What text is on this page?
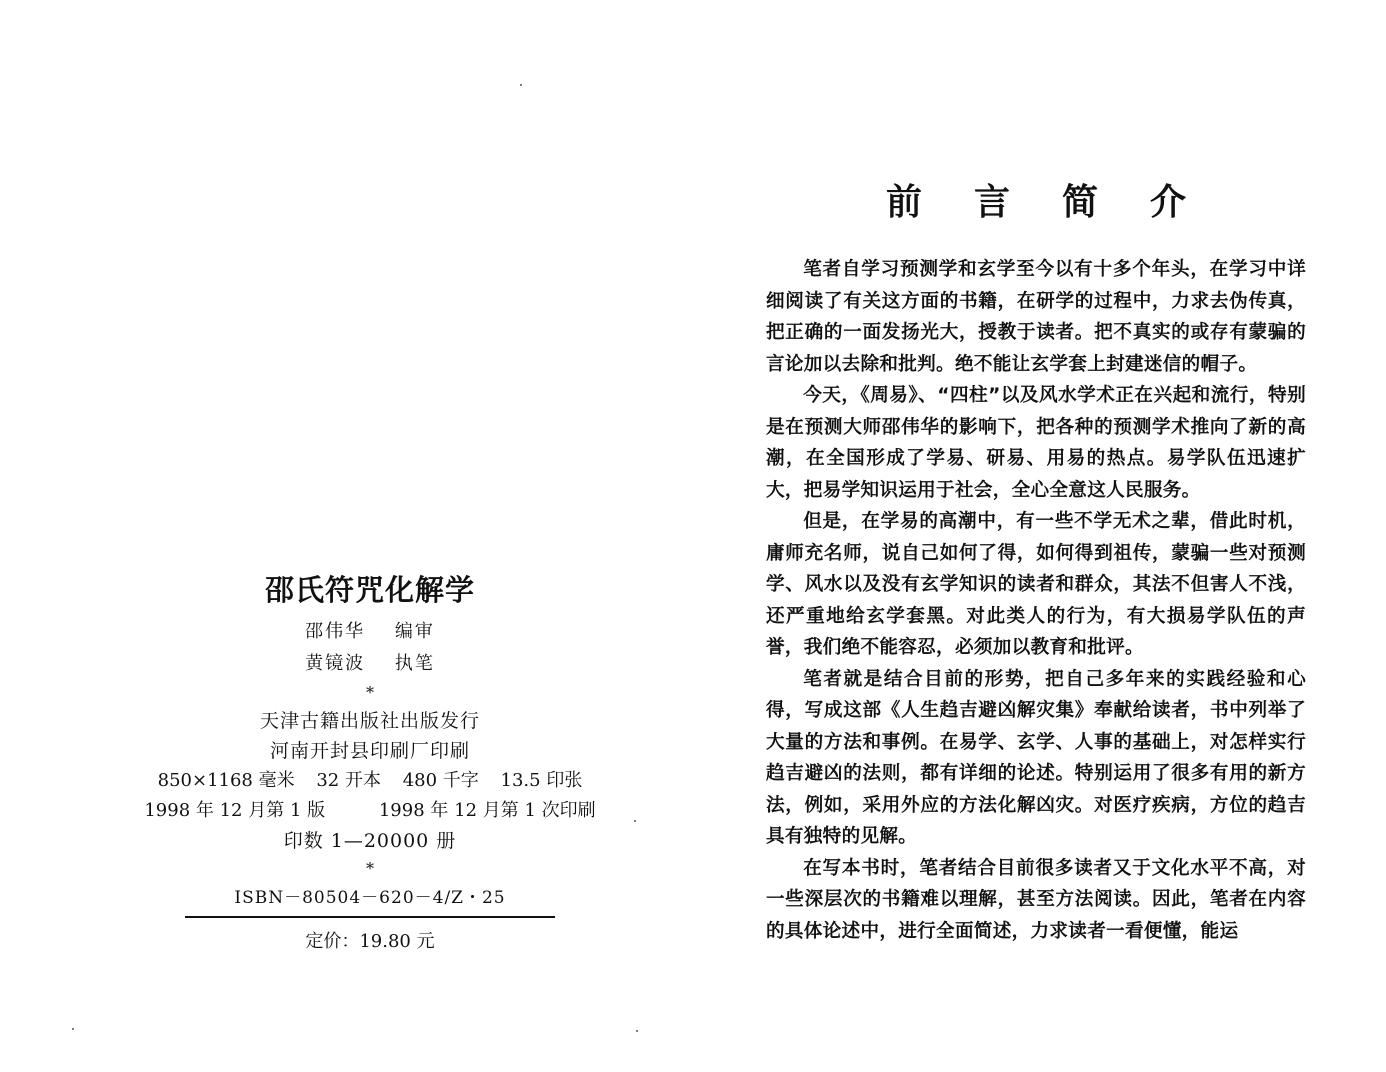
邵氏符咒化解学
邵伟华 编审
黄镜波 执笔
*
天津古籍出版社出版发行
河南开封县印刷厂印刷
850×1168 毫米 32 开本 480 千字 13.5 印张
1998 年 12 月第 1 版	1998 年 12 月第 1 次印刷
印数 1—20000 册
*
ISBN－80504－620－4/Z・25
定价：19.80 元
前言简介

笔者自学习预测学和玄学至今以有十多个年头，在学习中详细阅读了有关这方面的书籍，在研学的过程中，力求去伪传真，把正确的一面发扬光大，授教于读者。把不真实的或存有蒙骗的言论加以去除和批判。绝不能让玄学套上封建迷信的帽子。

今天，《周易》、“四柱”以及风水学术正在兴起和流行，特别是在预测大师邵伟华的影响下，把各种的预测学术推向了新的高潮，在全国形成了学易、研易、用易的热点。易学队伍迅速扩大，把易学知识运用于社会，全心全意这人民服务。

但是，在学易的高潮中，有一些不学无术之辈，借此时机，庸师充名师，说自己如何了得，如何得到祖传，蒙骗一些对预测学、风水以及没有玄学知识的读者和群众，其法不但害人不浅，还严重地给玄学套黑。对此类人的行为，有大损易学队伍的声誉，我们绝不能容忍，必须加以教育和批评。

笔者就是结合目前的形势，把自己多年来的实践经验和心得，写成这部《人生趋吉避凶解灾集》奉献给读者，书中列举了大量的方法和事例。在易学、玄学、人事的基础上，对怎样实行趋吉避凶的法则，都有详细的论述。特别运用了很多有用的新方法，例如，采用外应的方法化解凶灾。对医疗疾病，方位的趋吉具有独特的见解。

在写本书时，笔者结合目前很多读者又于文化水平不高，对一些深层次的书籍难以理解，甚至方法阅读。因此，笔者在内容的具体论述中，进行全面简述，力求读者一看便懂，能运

•••

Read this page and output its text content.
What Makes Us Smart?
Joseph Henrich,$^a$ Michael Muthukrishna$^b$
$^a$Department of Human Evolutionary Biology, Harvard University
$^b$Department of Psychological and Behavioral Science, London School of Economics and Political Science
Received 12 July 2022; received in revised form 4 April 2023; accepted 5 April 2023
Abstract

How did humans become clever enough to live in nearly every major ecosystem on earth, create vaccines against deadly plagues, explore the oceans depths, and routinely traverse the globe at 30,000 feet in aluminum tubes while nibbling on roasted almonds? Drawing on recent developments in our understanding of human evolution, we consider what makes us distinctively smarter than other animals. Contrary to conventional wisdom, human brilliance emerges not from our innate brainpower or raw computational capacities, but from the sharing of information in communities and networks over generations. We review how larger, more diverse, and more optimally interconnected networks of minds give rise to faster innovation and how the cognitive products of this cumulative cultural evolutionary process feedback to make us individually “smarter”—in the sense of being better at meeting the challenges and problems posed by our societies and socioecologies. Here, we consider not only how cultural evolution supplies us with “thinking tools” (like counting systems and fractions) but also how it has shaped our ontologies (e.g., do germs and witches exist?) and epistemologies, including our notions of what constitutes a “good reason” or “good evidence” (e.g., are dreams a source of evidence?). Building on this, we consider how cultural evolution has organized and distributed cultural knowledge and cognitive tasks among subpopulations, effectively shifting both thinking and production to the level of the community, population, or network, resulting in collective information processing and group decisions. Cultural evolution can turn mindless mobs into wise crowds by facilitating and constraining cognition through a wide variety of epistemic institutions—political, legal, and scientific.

•••

Only the number is needed: state how many lines in the listing contain "page".

2